WHAT THE EXERCISE ASKS
Exactly reproduce each line of the listing that follows.

begin

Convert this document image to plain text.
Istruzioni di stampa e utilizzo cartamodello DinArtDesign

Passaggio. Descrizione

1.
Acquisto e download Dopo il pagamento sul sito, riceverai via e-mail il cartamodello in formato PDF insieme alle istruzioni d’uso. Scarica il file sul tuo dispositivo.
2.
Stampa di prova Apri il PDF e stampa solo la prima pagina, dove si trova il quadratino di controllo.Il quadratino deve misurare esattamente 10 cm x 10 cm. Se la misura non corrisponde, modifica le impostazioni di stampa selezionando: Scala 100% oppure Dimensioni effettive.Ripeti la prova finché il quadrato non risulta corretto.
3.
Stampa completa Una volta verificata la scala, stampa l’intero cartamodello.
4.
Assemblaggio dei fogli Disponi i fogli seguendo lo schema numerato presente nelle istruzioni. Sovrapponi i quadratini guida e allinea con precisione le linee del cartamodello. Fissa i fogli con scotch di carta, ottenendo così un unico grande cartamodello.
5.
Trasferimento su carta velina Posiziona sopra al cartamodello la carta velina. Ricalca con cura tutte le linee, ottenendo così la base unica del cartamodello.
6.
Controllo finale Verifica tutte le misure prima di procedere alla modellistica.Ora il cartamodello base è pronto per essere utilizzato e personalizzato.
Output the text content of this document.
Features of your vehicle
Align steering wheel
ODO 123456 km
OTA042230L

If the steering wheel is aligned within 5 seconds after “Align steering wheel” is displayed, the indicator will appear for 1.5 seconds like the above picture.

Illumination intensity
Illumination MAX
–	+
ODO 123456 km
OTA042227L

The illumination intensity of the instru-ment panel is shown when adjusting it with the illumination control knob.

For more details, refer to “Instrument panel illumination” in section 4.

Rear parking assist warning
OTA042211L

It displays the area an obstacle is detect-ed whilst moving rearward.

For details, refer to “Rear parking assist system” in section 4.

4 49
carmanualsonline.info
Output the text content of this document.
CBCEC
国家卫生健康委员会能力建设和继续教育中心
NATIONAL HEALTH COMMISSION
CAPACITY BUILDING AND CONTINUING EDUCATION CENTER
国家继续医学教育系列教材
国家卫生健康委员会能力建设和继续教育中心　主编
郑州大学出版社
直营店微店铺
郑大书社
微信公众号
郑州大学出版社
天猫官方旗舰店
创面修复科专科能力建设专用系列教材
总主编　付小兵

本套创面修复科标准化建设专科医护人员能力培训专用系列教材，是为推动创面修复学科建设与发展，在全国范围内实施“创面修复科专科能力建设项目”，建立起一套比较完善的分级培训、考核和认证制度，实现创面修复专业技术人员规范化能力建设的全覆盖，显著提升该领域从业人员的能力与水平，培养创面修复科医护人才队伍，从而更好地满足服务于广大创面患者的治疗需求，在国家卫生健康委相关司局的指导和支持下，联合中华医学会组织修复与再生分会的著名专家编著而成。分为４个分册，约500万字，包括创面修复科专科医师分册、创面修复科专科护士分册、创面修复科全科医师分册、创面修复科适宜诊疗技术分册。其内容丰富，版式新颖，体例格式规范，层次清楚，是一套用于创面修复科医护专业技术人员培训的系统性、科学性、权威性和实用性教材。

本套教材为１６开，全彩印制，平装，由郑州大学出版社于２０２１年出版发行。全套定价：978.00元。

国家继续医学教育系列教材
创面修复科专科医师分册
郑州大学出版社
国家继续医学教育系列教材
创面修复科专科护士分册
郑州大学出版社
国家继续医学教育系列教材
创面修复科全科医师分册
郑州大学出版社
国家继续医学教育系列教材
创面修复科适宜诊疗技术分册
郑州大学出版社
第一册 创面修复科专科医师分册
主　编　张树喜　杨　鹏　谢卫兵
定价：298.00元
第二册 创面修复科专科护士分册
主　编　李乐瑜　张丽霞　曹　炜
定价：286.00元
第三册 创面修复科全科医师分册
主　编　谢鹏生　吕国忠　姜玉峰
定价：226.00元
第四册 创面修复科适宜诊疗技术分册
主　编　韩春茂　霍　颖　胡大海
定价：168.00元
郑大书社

end

FINAL RESULT
Convert this document image to plain text.
Istruzioni di stampa e utilizzo cartamodello DinArtDesign

Passaggio. Descrizione

1.
Acquisto e download Dopo il pagamento sul sito, riceverai via e-mail il cartamodello in formato PDF insieme alle istruzioni d’uso. Scarica il file sul tuo dispositivo.
2.
Stampa di prova Apri il PDF e stampa solo la prima pagina, dove si trova il quadratino di controllo.Il quadratino deve misurare esattamente 10 cm x 10 cm. Se la misura non corrisponde, modifica le impostazioni di stampa selezionando: Scala 100% oppure Dimensioni effettive.Ripeti la prova finché il quadrato non risulta corretto.
3.
Stampa completa Una volta verificata la scala, stampa l’intero cartamodello.
4.
Assemblaggio dei fogli Disponi i fogli seguendo lo schema numerato presente nelle istruzioni. Sovrapponi i quadratini guida e allinea con precisione le linee del cartamodello. Fissa i fogli con scotch di carta, ottenendo così un unico grande cartamodello.
5.
Trasferimento su carta velina Posiziona sopra al cartamodello la carta velina. Ricalca con cura tutte le linee, ottenendo così la base unica del cartamodello.
6.
Controllo finale Verifica tutte le misure prima di procedere alla modellistica.Ora il cartamodello base è pronto per essere utilizzato e personalizzato.
Output the text content of this document.
Features of your vehicle
Align steering wheel
ODO 123456 km
OTA042230L

If the steering wheel is aligned within 5 seconds after “Align steering wheel” is displayed, the indicator will appear for 1.5 seconds like the above picture.

Illumination intensity
Illumination MAX
–	+
ODO 123456 km
OTA042227L

The illumination intensity of the instru-ment panel is shown when adjusting it with the illumination control knob.

For more details, refer to “Instrument panel illumination” in section 4.

Rear parking assist warning
OTA042211L

It displays the area an obstacle is detect-ed whilst moving rearward.

For details, refer to “Rear parking assist system” in section 4.

4 49
carmanualsonline.info
Output the text content of this document.
CBCEC
国家卫生健康委员会能力建设和继续教育中心
NATIONAL HEALTH COMMISSION
CAPACITY BUILDING AND CONTINUING EDUCATION CENTER
国家继续医学教育系列教材
国家卫生健康委员会能力建设和继续教育中心　主编
郑州大学出版社
直营店微店铺
郑大书社
微信公众号
郑州大学出版社
天猫官方旗舰店
创面修复科专科能力建设专用系列教材
总主编　付小兵

本套创面修复科标准化建设专科医护人员能力培训专用系列教材，是为推动创面修复学科建设与发展，在全国范围内实施“创面修复科专科能力建设项目”，建立起一套比较完善的分级培训、考核和认证制度，实现创面修复专业技术人员规范化能力建设的全覆盖，显著提升该领域从业人员的能力与水平，培养创面修复科医护人才队伍，从而更好地满足服务于广大创面患者的治疗需求，在国家卫生健康委相关司局的指导和支持下，联合中华医学会组织修复与再生分会的著名专家编著而成。分为４个分册，约500万字，包括创面修复科专科医师分册、创面修复科专科护士分册、创面修复科全科医师分册、创面修复科适宜诊疗技术分册。其内容丰富，版式新颖，体例格式规范，层次清楚，是一套用于创面修复科医护专业技术人员培训的系统性、科学性、权威性和实用性教材。

本套教材为１６开，全彩印制，平装，由郑州大学出版社于２０２１年出版发行。全套定价：978.00元。

国家继续医学教育系列教材
创面修复科专科医师分册
郑州大学出版社
国家继续医学教育系列教材
创面修复科专科护士分册
郑州大学出版社
国家继续医学教育系列教材
创面修复科全科医师分册
郑州大学出版社
国家继续医学教育系列教材
创面修复科适宜诊疗技术分册
郑州大学出版社
第一册 创面修复科专科医师分册
主　编　张树喜　杨　鹏　谢卫兵
定价：298.00元
第二册 创面修复科专科护士分册
主　编　李乐瑜　张丽霞　曹　炜
定价：286.00元
第三册 创面修复科全科医师分册
主　编　谢鹏生　吕国忠　姜玉峰
定价：226.00元
第四册 创面修复科适宜诊疗技术分册
主　编　韩春茂　霍　颖　胡大海
定价：168.00元
郑大书社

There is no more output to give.